TASK: Pull out every line from the listing that has the word "name".

[Start INPUT]

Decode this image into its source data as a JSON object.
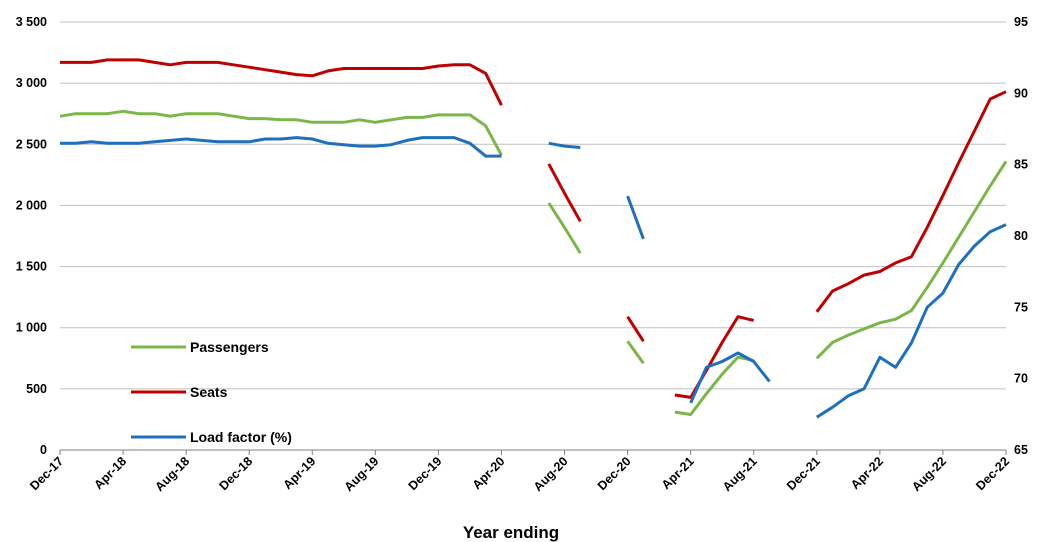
{
  "chart_data": {
    "type": "line",
    "xlabel": "Year ending",
    "x": [
      "Dec-17",
      "Jan-18",
      "Feb-18",
      "Mar-18",
      "Apr-18",
      "May-18",
      "Jun-18",
      "Jul-18",
      "Aug-18",
      "Sep-18",
      "Oct-18",
      "Nov-18",
      "Dec-18",
      "Jan-19",
      "Feb-19",
      "Mar-19",
      "Apr-19",
      "May-19",
      "Jun-19",
      "Jul-19",
      "Aug-19",
      "Sep-19",
      "Oct-19",
      "Nov-19",
      "Dec-19",
      "Jan-20",
      "Feb-20",
      "Mar-20",
      "Apr-20",
      "May-20",
      "Jun-20",
      "Jul-20",
      "Aug-20",
      "Sep-20",
      "Oct-20",
      "Nov-20",
      "Dec-20",
      "Jan-21",
      "Feb-21",
      "Mar-21",
      "Apr-21",
      "May-21",
      "Jun-21",
      "Jul-21",
      "Aug-21",
      "Sep-21",
      "Oct-21",
      "Nov-21",
      "Dec-21",
      "Jan-22",
      "Feb-22",
      "Mar-22",
      "Apr-22",
      "May-22",
      "Jun-22",
      "Jul-22",
      "Aug-22",
      "Sep-22",
      "Oct-22",
      "Nov-22",
      "Dec-22"
    ],
    "x_tick_labels": [
      "Dec-17",
      "Apr-18",
      "Aug-18",
      "Dec-18",
      "Apr-19",
      "Aug-19",
      "Dec-19",
      "Apr-20",
      "Aug-20",
      "Dec-20",
      "Apr-21",
      "Aug-21",
      "Dec-21",
      "Apr-22",
      "Aug-22",
      "Dec-22"
    ],
    "left_axis": {
      "ylim": [
        0,
        3500
      ],
      "ticks": [
        0,
        500,
        1000,
        1500,
        2000,
        2500,
        3000,
        3500
      ],
      "tick_labels": [
        "0",
        "500",
        "1 000",
        "1 500",
        "2 000",
        "2 500",
        "3 000",
        "3 500"
      ]
    },
    "right_axis": {
      "ylim": [
        65,
        95
      ],
      "ticks": [
        65,
        70,
        75,
        80,
        85,
        90,
        95
      ],
      "tick_labels": [
        "65",
        "70",
        "75",
        "80",
        "85",
        "90",
        "95"
      ]
    },
    "grid": "horizontal",
    "legend_position": "bottom-left",
    "series": [
      {
        "name": "Passengers",
        "color": "#7AB648",
        "axis": "left",
        "values": [
          2730,
          2750,
          2750,
          2750,
          2770,
          2750,
          2750,
          2730,
          2750,
          2750,
          2750,
          2730,
          2710,
          2710,
          2700,
          2700,
          2680,
          2680,
          2680,
          2700,
          2680,
          2700,
          2720,
          2720,
          2740,
          2740,
          2740,
          2650,
          2410,
          null,
          null,
          2020,
          1820,
          1610,
          null,
          null,
          890,
          710,
          null,
          310,
          290,
          460,
          620,
          760,
          730,
          null,
          null,
          null,
          750,
          880,
          940,
          990,
          1040,
          1070,
          1140,
          1330,
          1530,
          1740,
          1950,
          2160,
          2360
        ]
      },
      {
        "name": "Seats",
        "color": "#C00000",
        "axis": "left",
        "values": [
          3170,
          3170,
          3170,
          3190,
          3190,
          3190,
          3170,
          3150,
          3170,
          3170,
          3170,
          3150,
          3130,
          3110,
          3090,
          3070,
          3060,
          3100,
          3120,
          3120,
          3120,
          3120,
          3120,
          3120,
          3140,
          3150,
          3150,
          3080,
          2820,
          null,
          null,
          2340,
          2100,
          1870,
          null,
          null,
          1090,
          890,
          null,
          450,
          430,
          650,
          880,
          1090,
          1060,
          null,
          null,
          null,
          1130,
          1300,
          1360,
          1430,
          1460,
          1530,
          1580,
          1820,
          2080,
          2350,
          2610,
          2870,
          2930
        ]
      },
      {
        "name": "Load factor (%)",
        "color": "#1F6FBF",
        "axis": "right",
        "values": [
          86.5,
          86.5,
          86.6,
          86.5,
          86.5,
          86.5,
          86.6,
          86.7,
          86.8,
          86.7,
          86.6,
          86.6,
          86.6,
          86.8,
          86.8,
          86.9,
          86.8,
          86.5,
          86.4,
          86.3,
          86.3,
          86.4,
          86.7,
          86.9,
          86.9,
          86.9,
          86.5,
          85.6,
          85.6,
          null,
          null,
          86.5,
          86.3,
          86.2,
          null,
          null,
          82.8,
          79.8,
          null,
          null,
          68.3,
          70.8,
          71.2,
          71.8,
          71.2,
          69.8,
          null,
          null,
          67.3,
          68.0,
          68.8,
          69.3,
          71.5,
          70.8,
          72.5,
          75.0,
          76.0,
          78.0,
          79.3,
          80.3,
          80.8
        ]
      }
    ]
  }
}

[End INPUT]

WORKED ANSWER:
        "name": "Passengers",
        "name": "Seats",
        "name": "Load factor (%)",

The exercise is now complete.